**GIVEN TEXT**

%%

The trick I came up with relies on the fact that, in a typical picture of a waterfall, the water looks white while the background is mostly dark. Thus, by using a technique similar to exposure fusion, we can blur the water while keeping the background sharp. Also, as long as the water is all mostly moving in the same direction (down), we can more or less get away with a simple linear blur — don't try this on a picture of churning rapids.

For a demonstration, let me use this public domain picture of the Pacheco Waterfall in Venezuela by Hellen Perrone at Wikimedia Commons, taken with a shutter speed of about 1/200 s:

    Pacheco Waterfall in Venezuela by Hellen Perrone at Wikimedia Commons
(Click the images to view them at full size.)

The first step is make a copy of the image on a new layer, and to cut away anything that is (close to) white except the waterfall. In this photo, that mostly means the sky:

    Step 1: Cut away the sky, and everything else white that isn't waterfall
(Here, as in the images below, transparent areas are shown as black.)

%%

**PROBLEMS AND TASKS**
**a)** Summarize the waterfall tutorial in two sentences.
**b)** Carry the waterfall tutorial forward from its last sentence.
The rows that come after have no connection to the waterfall tutorial.

**INFORMATION SUPPLIED**
%%

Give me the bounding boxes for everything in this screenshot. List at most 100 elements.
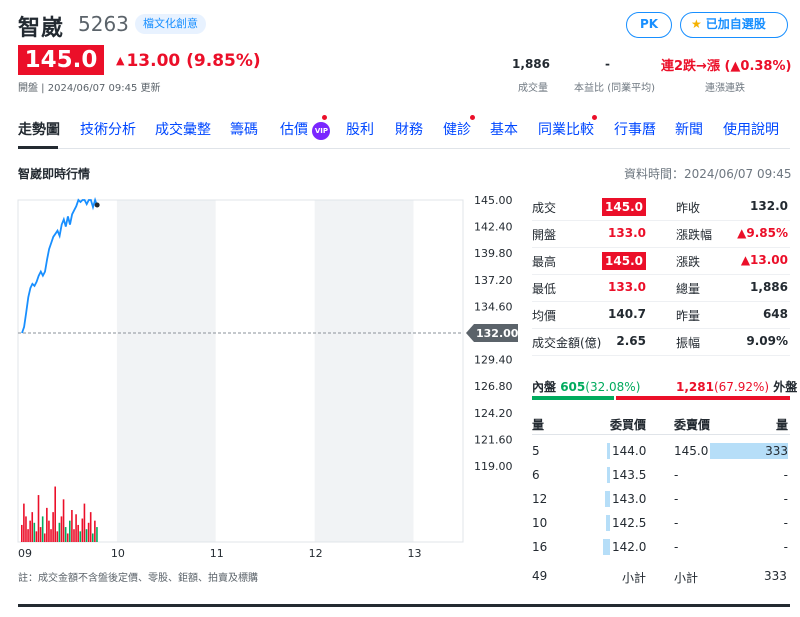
inner-pct: (32.08%) [585, 380, 641, 394]
x-tick-label: 10 [111, 547, 125, 560]
up-arrow-icon: ▲ [116, 54, 125, 67]
tab-financial[interactable]: 財務 [395, 119, 423, 139]
quote-label: 昨收 [676, 201, 701, 215]
streak-label: 連漲連跌 [705, 83, 745, 94]
y-tick-label: 126.80 [474, 380, 513, 393]
tab-health[interactable]: 健診 [443, 119, 471, 139]
bid-qty: 10 [532, 516, 548, 530]
quote-label: 漲跌幅 [676, 228, 713, 242]
inner-value: 605 [560, 380, 586, 394]
tab-valuation-label: 估價 [280, 122, 308, 138]
y-tick-label: 145.00 [474, 194, 513, 207]
industry-tag[interactable]: 檔文化創意 [135, 14, 206, 34]
volume-bar [50, 529, 52, 542]
quote-value: 1,886 [750, 280, 788, 294]
volume-bar [35, 531, 38, 542]
quote-label: 最低 [532, 282, 557, 296]
y-tick-label: 134.60 [474, 300, 513, 313]
section-title: 智崴即時行情 [18, 167, 91, 181]
volume-bar [25, 516, 27, 542]
volume-bar [27, 529, 29, 542]
tab-news[interactable]: 新聞 [675, 119, 703, 139]
volume-bar [96, 527, 98, 542]
y-tick-label: 119.00 [474, 460, 513, 473]
bid-depth-bar [603, 539, 610, 555]
bid-price: 144.0 [612, 444, 647, 458]
volume-value: 1,886 [512, 57, 550, 71]
ob-header-sell-qty: 量 [776, 418, 789, 432]
total-buy-qty: 49 [532, 569, 548, 583]
intraday-chart[interactable]: 145.00 142.40 139.80 137.20 134.60 129.40 126.… [0, 190, 530, 590]
bid-qty: 5 [532, 444, 540, 458]
bid-price: 142.5 [612, 516, 647, 530]
volume-bar [73, 529, 75, 542]
quote-label: 均價 [532, 309, 557, 323]
notification-dot [592, 115, 597, 120]
volume-bar [46, 507, 48, 542]
ask-price: - [674, 540, 679, 554]
tab-basic[interactable]: 基本 [490, 119, 518, 139]
outer-label: 外盤 [773, 380, 798, 394]
hour-band [314, 200, 414, 542]
volume-bar [21, 524, 23, 542]
tab-valuation[interactable]: 估價 VIP [280, 119, 331, 140]
watchlist-button[interactable]: ★ 已加自選股 [680, 12, 788, 38]
watchlist-label: 已加自選股 [705, 17, 766, 31]
last-price-dot [94, 202, 100, 208]
hour-band [116, 200, 216, 542]
hour-band [215, 200, 315, 542]
pe-label: 本益比 (同業平均) [574, 83, 655, 94]
quote-value: ▲9.85% [737, 226, 788, 240]
ask-qty: - [783, 516, 788, 530]
bid-price: 142.0 [612, 540, 647, 554]
stock-name: 智崴 [18, 16, 65, 41]
hour-band [413, 200, 463, 542]
volume-bar [39, 527, 42, 542]
quote-value: 145.0 [602, 198, 646, 216]
subtotal-label-sell: 小計 [674, 571, 699, 585]
outer-pct: (67.92%) [713, 380, 770, 394]
quote-value: 133.0 [608, 226, 646, 240]
ask-price: 145.0 [674, 444, 709, 458]
row-divider [532, 301, 790, 302]
volume-bar [23, 503, 25, 542]
tab-chips[interactable]: 籌碼 [230, 119, 258, 139]
pk-button[interactable]: PK [626, 12, 672, 38]
volume-bar [52, 512, 54, 542]
current-price: 145.0 [18, 45, 104, 75]
inner-label: 內盤 [532, 380, 557, 394]
volume-bar [69, 520, 71, 542]
tab-trades[interactable]: 成交彙整 [155, 119, 211, 139]
y-tick-label: 142.40 [474, 221, 513, 234]
volume-label: 成交量 [518, 83, 548, 94]
quote-label: 振幅 [676, 336, 701, 350]
row-divider [532, 355, 790, 356]
y-tick-label: 121.60 [474, 433, 513, 446]
row-divider [532, 274, 790, 275]
bid-depth-bar [607, 467, 610, 483]
quote-value: 140.7 [608, 307, 646, 321]
quote-value: 648 [762, 307, 788, 321]
tab-technical[interactable]: 技術分析 [80, 119, 136, 139]
ask-qty: 333 [765, 444, 788, 458]
ob-header-ask: 委賣價 [674, 418, 711, 432]
ask-price: - [674, 516, 679, 530]
volume-bar [77, 524, 79, 542]
chart-footnote: 註：成交金額不含盤後定價、零股、鉅額、拍賣及標購 [18, 573, 258, 584]
tab-dividend[interactable]: 股利 [346, 119, 374, 139]
inner-ratio-bar [532, 396, 614, 400]
tab-bar: 走勢圖 技術分析 成交彙整 籌碼 估價 VIP 股利 財務 健診 基本 同業比較… [18, 115, 790, 149]
data-time: 資料時間：2024/06/07 09:45 [624, 167, 792, 181]
quote-value: 133.0 [608, 280, 646, 294]
tab-calendar[interactable]: 行事曆 [614, 119, 656, 139]
tab-help[interactable]: 使用說明 [723, 119, 779, 139]
notification-dot [470, 115, 475, 120]
y-tick-label: 129.40 [474, 354, 513, 367]
bid-price: 143.0 [612, 492, 647, 506]
tab-peer-compare[interactable]: 同業比較 [538, 119, 594, 139]
bid-price: 143.5 [612, 468, 647, 482]
y-tick-label: 139.80 [474, 247, 513, 260]
tab-trend[interactable]: 走勢圖 [18, 119, 60, 139]
x-tick-label: 13 [408, 547, 422, 560]
quote-value: 2.65 [616, 334, 646, 348]
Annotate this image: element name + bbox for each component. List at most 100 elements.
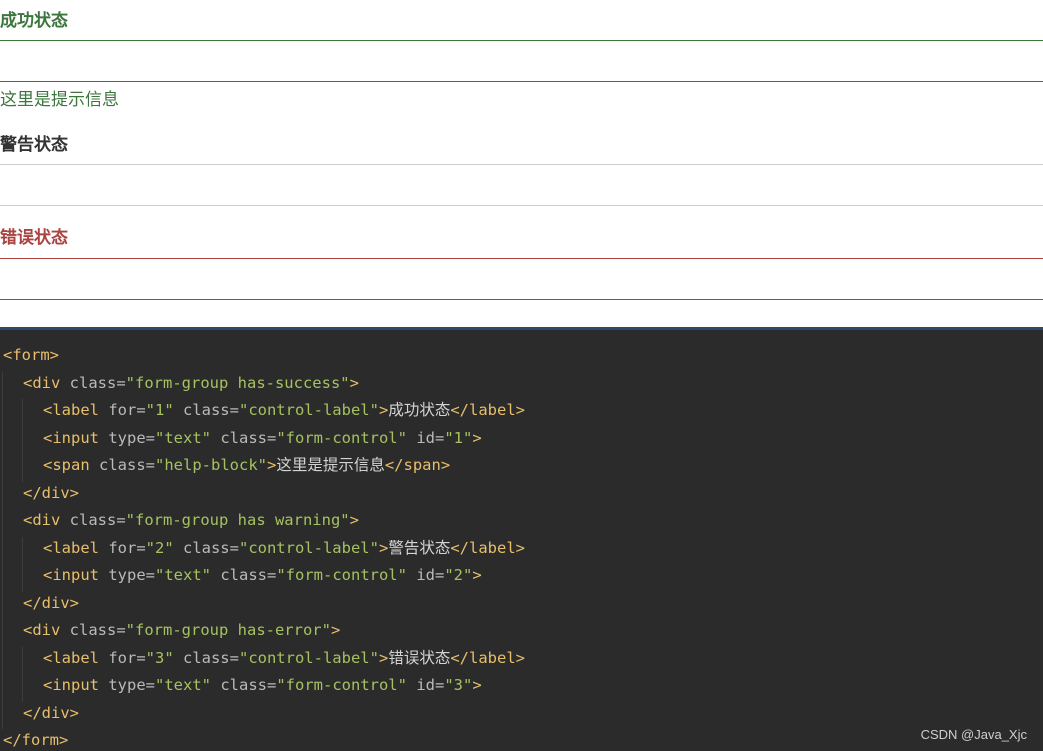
code-token: type= [108,428,155,447]
code-token: > [378,538,389,557]
code-line: </div> [23,702,79,724]
indent-guide [22,399,23,482]
code-token: class= [69,511,126,529]
code-token: "text" [155,566,221,584]
code-line: <div class="form-group has-success"> [23,372,359,394]
code-token: </label> [450,401,525,419]
code-token: for= [108,538,146,557]
code-token: </form> [3,731,69,749]
code-token: </span> [384,456,451,474]
code-token: for= [108,648,146,667]
code-line: <div class="form-group has warning"> [23,509,359,531]
code-token: for= [108,401,146,419]
code-token: "form-group has-error" [125,621,331,639]
success-input[interactable] [0,40,1043,82]
indent-guide [2,371,3,729]
code-token: </div> [23,703,79,722]
code-line: </div> [23,592,79,614]
code-line: <form> [3,344,59,366]
code-token: </div> [23,483,79,502]
code-token: </label> [450,648,525,667]
code-line: <input type="text" class="form-control" … [43,674,482,696]
code-token: > [378,401,389,419]
code-line: </div> [23,482,79,504]
code-token: "control-label" [238,401,379,419]
code-token: <label [43,648,109,667]
code-token: "form-control" [276,428,417,447]
code-token: "3" [444,676,473,694]
code-token: "text" [155,428,221,447]
code-editor: CSDN @Java_Xjc <form> <div class="form-gr… [0,327,1043,751]
code-token: > [349,373,359,392]
code-token: 错误状态 [388,648,451,667]
error-input[interactable] [0,258,1043,300]
code-token: 成功状态 [388,401,451,419]
code-token: <div [23,621,70,639]
code-token: 警告状态 [388,538,451,557]
code-token: "form-group has-success" [125,373,350,392]
code-token: "3" [145,648,183,667]
code-token: "text" [155,676,221,694]
code-token: > [266,456,277,474]
code-token: <form> [3,346,59,364]
code-line: <label for="1" class="control-label">成功状… [43,399,525,421]
code-token: "1" [145,401,183,419]
error-label: 错误状态 [0,228,68,248]
code-token: > [472,676,482,694]
code-token: > [472,566,482,584]
code-token: "form-control" [276,676,417,694]
code-line: <span class="help-block">这里是提示信息</span> [43,454,450,476]
code-token: <div [23,511,70,529]
watermark: CSDN @Java_Xjc [920,727,1027,742]
code-token: <label [43,538,109,557]
warning-input[interactable] [0,164,1043,206]
code-token: "1" [444,428,473,447]
code-token: <input [43,428,109,447]
code-token: > [378,648,389,667]
code-token: </label> [450,538,525,557]
code-token: class= [99,456,155,474]
code-token: <div [23,373,70,392]
code-token: class= [220,566,277,584]
code-token: </div> [23,593,79,612]
code-token: class= [220,676,277,694]
code-line: </form> [3,729,68,751]
code-line: <input type="text" class="form-control" … [43,564,482,586]
indent-guide [22,646,23,702]
code-token: "2" [444,566,473,584]
rendered-form-preview: 成功状态 这里是提示信息 警告状态 错误状态 [0,0,1043,327]
code-token: <label [43,401,109,419]
code-token: "help-block" [155,456,267,474]
code-token: class= [182,538,239,557]
code-token: <input [43,676,109,694]
code-line: <input type="text" class="form-control" … [43,427,482,449]
code-token: "control-label" [238,648,379,667]
code-token: > [349,511,359,529]
indent-guide [22,536,23,592]
code-token: class= [182,648,239,667]
code-token: 这里是提示信息 [276,456,385,474]
code-token: <input [43,566,109,584]
code-token: "2" [145,538,183,557]
code-token: id= [416,428,445,447]
code-token: class= [69,621,126,639]
help-block: 这里是提示信息 [0,90,119,110]
code-token: <span [43,456,99,474]
code-token: id= [416,676,445,694]
code-token: > [330,621,341,639]
code-token: "form-control" [276,566,417,584]
warning-label: 警告状态 [0,135,68,155]
code-line: <label for="2" class="control-label">警告状… [43,537,525,559]
code-token: class= [220,428,277,447]
code-token: id= [416,566,445,584]
code-token: > [472,428,482,447]
code-line: <div class="form-group has-error"> [23,619,340,641]
code-line: <label for="3" class="control-label">错误状… [43,647,525,669]
code-token: type= [108,566,155,584]
code-token: class= [69,373,126,392]
code-token: class= [182,401,239,419]
success-label: 成功状态 [0,11,68,31]
code-token: "form-group has warning" [125,511,350,529]
code-token: type= [108,676,155,694]
code-token: "control-label" [238,538,379,557]
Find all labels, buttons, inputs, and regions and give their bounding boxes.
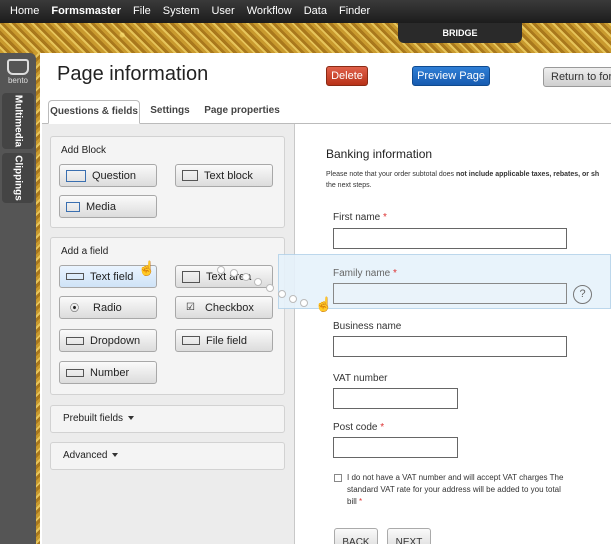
drag-trail-dot [278,290,286,298]
file-field-icon [182,336,200,345]
first-name-label: First name * [333,212,387,223]
media-icon [66,201,80,212]
media-button[interactable]: Media [59,195,157,218]
back-button[interactable]: BACK [334,528,378,544]
menu-system[interactable]: System [157,0,206,23]
side-dock: bento Multimedia Clippings [0,53,36,544]
post-code-label: Post code * [333,422,385,433]
drag-trail-dot [230,269,238,277]
bridge-tab[interactable]: BRIDGE [398,23,522,43]
drag-trail-dot [242,273,250,281]
tab-bar: Questions & fields Settings Page propert… [42,98,611,124]
business-name-field[interactable] [333,336,567,357]
no-vat-checkbox[interactable] [334,474,342,482]
advanced-toggle[interactable]: Advanced [50,442,285,470]
menu-formsmaster[interactable]: Formsmaster [45,0,127,23]
return-to-form-button[interactable]: Return to form [543,67,611,87]
bento-logo-label: bento [7,76,29,85]
add-block-panel: Add Block Question Text block Media [50,136,285,228]
menu-finder[interactable]: Finder [333,0,376,23]
dock-tab-multimedia[interactable]: Multimedia [2,93,34,149]
dropdown-button[interactable]: Dropdown [59,329,157,352]
vat-number-label: VAT number [333,373,388,384]
first-name-field[interactable] [333,228,567,249]
text-field-icon [66,273,84,280]
radio-button[interactable]: ⦿ Radio [59,296,157,319]
checkbox-icon: ☑ [186,302,195,313]
drag-trail-dot [266,284,274,292]
drag-trail-dot [217,266,225,274]
page-title: Page information [57,63,209,85]
number-button[interactable]: Number [59,361,157,384]
checkbox-button[interactable]: ☑ Checkbox [175,296,273,319]
menu-file[interactable]: File [127,0,157,23]
main-panel: Page information Delete Preview Page Ret… [42,53,611,544]
business-name-label: Business name [333,321,402,332]
delete-button[interactable]: Delete [326,66,368,86]
question-button[interactable]: Question [59,164,157,187]
text-area-icon [182,270,200,283]
radio-icon: ⦿ [70,303,80,313]
form-section-title: Banking information [326,147,433,161]
tab-questions-fields[interactable]: Questions & fields [48,100,140,124]
left-sidebar: Add Block Question Text block Media Add … [42,124,295,544]
drag-trail-dot [254,278,262,286]
help-icon[interactable]: ? [573,285,592,304]
tab-settings[interactable]: Settings [146,100,194,124]
prebuilt-fields-toggle[interactable]: Prebuilt fields [50,405,285,433]
vat-number-field[interactable] [333,388,458,409]
hand-cursor-icon: ☝ [315,296,333,312]
add-field-title: Add a field [61,246,109,257]
menu-workflow[interactable]: Workflow [241,0,298,23]
chevron-down-icon [112,453,119,458]
add-block-title: Add Block [61,145,107,156]
family-name-label: Family name * [333,268,397,279]
hand-cursor-icon: ☝ [138,260,156,276]
dock-tab-clippings[interactable]: Clippings [2,153,34,203]
top-menubar: Home Formsmaster File System User Workfl… [0,0,611,23]
dropdown-icon [66,336,84,345]
no-vat-checkbox-label: I do not have a VAT number and will acce… [347,473,564,506]
menu-data[interactable]: Data [298,0,333,23]
add-field-panel: Add a field Text field Text area ⦿ Radio… [50,237,285,395]
menu-user[interactable]: User [205,0,240,23]
text-block-button[interactable]: Text block [175,164,273,187]
chevron-down-icon [128,416,135,421]
next-button[interactable]: NEXT [387,528,431,544]
text-block-icon [182,170,198,181]
post-code-field[interactable] [333,437,458,458]
menu-home[interactable]: Home [4,0,45,23]
tab-page-properties[interactable]: Page properties [204,100,280,124]
drag-trail-dot [300,299,308,307]
file-field-button[interactable]: File field [175,329,273,352]
form-notice: Please note that your order subtotal doe… [326,171,600,189]
preview-page-button[interactable]: Preview Page [412,66,490,86]
bento-logo-icon: bento [4,59,32,89]
question-icon [66,169,86,182]
family-name-field[interactable] [333,283,567,304]
drag-trail-dot [289,295,297,303]
number-icon [66,368,84,377]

%%

**ANSWERS GIVEN**
**a)** The waterfall tutorial describes a trick that relies on water looking white against a mostly dark background, so that a technique similar to exposure fusion can blur the water while the background stays sharp, and a simple linear blur suffices when the water moves mostly downward. It demonstrates the trick on a public domain photo of the Pacheco Waterfall in Venezuela, beginning by copying the image onto a new layer and cutting away everything close to white except the waterfall, which in this photo is mainly the sky.

**b)**
Next comes the trick: add a layer mask to the new layer, and set it to a grayscale copy of the layer. This effectively makes the dark (non-waterfall) parts of the layer transparent, while leaving the light (waterfall) parts opaque:

    Step 2: Add layer mask, set it to grayscale copy of layer
(Again, the layer is shown on a black background. Here's a small transparent PNG version, if you prefer.)

To better separate the waterfall and non-waterfall parts, we need to increase the contrast of the mask. To do that, I selected the mask and adjusted its color levels using a strong S curve:

    Step 3: Increase mask contrast   Screenshot of curves adjustment
(Here's another transparent PNG for those who like them better.)

After applying the layer mask (to merge it into the alpha channel), we're ready to add some motion blur. Here, I used a linear blur with a 50px blur length (quite large, to make it obvious even at small sizes) and an angle of 265 degrees (5 degrees off straight down):

    Step 4: Add motion blur
(And here's a transparent PNG version of this step too.)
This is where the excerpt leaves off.